● **GIVEN REQUEST**:
Which lines of the records contain "Károly"? Collect every one of them.

Start of DATA ROWS

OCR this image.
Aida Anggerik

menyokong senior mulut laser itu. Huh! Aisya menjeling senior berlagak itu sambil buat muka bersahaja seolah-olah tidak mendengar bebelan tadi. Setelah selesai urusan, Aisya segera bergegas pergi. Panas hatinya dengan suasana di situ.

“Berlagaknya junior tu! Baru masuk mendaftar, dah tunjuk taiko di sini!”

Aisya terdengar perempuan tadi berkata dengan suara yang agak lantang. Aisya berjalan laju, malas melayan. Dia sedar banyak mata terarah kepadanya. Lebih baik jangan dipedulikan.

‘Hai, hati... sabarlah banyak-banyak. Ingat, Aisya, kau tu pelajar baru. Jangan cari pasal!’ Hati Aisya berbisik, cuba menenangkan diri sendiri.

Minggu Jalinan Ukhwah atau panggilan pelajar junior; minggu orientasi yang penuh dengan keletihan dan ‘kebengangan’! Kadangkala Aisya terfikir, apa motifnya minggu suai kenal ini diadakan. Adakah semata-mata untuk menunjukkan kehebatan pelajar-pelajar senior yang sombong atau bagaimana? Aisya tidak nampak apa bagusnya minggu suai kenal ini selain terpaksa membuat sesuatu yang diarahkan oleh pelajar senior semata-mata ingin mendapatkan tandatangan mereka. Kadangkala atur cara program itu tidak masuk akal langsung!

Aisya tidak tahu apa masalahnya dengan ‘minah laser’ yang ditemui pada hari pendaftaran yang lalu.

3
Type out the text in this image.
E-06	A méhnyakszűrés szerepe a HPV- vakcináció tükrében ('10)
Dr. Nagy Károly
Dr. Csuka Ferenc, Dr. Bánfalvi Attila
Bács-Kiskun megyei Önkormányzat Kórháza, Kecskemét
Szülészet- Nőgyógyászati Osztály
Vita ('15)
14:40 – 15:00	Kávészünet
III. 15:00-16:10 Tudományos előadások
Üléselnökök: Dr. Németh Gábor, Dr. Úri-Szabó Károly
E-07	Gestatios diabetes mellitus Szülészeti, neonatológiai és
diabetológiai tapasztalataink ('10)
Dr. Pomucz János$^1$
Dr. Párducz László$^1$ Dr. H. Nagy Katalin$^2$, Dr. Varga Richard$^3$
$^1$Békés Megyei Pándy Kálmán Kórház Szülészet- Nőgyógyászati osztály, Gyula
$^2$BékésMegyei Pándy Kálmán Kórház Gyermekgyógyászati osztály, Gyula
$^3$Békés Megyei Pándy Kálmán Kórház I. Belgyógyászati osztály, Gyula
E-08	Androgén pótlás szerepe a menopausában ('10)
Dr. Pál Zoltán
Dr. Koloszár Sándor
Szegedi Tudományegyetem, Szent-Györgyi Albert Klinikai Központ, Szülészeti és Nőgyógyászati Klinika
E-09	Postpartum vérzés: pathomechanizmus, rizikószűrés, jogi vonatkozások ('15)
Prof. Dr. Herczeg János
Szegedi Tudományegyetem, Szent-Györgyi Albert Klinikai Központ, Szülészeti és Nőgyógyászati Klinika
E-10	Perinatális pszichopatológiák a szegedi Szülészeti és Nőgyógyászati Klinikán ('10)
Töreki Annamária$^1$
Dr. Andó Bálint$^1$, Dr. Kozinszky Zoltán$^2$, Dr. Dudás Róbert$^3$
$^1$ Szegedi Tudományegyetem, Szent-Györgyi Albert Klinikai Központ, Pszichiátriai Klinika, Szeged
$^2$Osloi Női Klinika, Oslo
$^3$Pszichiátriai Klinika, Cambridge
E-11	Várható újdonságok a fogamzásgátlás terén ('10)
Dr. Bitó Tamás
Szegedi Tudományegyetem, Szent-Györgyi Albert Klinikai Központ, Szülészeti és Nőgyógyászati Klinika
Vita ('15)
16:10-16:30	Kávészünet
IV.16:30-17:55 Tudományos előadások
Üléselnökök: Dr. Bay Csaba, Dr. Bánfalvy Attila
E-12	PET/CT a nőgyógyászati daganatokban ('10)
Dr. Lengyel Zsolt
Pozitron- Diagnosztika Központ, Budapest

End of DATA ROWS

● **SOLUTION**:
Dr. Nagy Károly
Üléselnökök: Dr. Németh Gábor, Dr. Úri-Szabó Károly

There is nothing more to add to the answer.